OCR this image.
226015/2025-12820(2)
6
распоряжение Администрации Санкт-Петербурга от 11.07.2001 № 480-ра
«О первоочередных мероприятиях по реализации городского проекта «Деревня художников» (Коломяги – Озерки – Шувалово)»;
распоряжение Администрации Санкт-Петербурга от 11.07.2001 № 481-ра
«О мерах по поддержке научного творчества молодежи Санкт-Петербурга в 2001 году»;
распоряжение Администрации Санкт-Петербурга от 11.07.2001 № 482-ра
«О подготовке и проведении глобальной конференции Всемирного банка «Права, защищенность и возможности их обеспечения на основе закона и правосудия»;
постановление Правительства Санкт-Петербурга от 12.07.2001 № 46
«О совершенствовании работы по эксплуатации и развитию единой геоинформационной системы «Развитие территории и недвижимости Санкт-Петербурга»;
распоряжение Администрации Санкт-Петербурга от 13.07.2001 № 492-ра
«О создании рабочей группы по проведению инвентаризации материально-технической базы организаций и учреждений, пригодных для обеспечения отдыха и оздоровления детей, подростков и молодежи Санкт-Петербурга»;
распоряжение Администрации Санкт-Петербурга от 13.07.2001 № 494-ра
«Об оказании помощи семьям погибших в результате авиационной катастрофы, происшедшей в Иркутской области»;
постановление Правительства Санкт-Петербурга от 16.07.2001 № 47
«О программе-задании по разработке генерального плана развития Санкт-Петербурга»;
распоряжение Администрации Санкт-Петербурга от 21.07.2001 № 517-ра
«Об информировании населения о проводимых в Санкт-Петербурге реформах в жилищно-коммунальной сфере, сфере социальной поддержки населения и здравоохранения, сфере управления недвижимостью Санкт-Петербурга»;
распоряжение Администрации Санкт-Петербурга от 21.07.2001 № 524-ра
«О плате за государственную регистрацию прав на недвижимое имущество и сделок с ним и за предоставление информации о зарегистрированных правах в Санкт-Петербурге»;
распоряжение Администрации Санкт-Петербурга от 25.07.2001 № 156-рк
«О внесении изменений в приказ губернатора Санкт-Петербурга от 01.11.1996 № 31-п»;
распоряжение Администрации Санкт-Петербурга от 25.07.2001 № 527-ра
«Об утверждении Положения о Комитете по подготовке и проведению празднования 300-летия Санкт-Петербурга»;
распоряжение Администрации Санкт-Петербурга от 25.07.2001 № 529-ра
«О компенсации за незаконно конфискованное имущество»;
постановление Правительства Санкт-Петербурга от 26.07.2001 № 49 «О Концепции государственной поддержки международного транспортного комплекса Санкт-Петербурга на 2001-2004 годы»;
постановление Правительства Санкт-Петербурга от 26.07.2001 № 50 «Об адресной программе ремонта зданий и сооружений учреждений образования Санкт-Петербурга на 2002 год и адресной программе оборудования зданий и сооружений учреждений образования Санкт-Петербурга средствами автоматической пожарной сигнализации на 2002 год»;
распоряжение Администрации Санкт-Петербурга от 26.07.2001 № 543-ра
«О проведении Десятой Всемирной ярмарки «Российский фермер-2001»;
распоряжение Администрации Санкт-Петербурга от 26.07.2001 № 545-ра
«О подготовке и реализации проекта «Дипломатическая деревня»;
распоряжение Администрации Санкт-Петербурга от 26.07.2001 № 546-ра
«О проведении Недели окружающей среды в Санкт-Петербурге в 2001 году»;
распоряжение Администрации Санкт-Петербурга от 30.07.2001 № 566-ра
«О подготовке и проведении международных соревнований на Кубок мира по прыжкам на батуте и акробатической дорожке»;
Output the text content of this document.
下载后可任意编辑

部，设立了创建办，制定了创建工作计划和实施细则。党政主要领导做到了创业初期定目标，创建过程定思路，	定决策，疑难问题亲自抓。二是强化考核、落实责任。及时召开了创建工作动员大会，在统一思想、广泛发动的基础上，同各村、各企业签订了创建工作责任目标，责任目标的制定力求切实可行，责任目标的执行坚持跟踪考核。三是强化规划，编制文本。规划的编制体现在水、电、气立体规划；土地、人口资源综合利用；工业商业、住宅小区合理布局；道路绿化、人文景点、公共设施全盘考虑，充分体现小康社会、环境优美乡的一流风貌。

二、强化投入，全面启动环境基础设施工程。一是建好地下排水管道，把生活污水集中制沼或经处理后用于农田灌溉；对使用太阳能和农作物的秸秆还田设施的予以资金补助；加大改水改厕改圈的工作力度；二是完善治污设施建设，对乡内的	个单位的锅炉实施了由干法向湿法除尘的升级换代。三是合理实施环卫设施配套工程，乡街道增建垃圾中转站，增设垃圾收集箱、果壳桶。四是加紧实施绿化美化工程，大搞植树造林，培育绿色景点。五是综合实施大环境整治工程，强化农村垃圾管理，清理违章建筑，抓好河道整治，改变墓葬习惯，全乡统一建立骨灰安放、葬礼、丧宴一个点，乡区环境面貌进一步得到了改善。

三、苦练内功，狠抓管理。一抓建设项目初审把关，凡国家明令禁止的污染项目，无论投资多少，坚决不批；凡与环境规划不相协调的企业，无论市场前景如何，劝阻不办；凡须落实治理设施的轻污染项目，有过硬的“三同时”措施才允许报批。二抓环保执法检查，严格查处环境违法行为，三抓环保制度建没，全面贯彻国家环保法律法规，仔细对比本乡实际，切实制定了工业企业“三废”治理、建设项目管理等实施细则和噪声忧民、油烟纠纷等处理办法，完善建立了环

##############################

**Exercise details:** Copy each line of the records that contains the word "Петербурге".

**Completed task:**
«Об информировании населения о проводимых в Санкт-Петербурге реформах в жилищно-коммунальной сфере, сфере социальной поддержки населения и здравоохранения, сфере управления недвижимостью Санкт-Петербурга»;
«О плате за государственную регистрацию прав на недвижимое имущество и сделок с ним и за предоставление информации о зарегистрированных правах в Санкт-Петербурге»;
«О проведении Недели окружающей среды в Санкт-Петербурге в 2001 году»;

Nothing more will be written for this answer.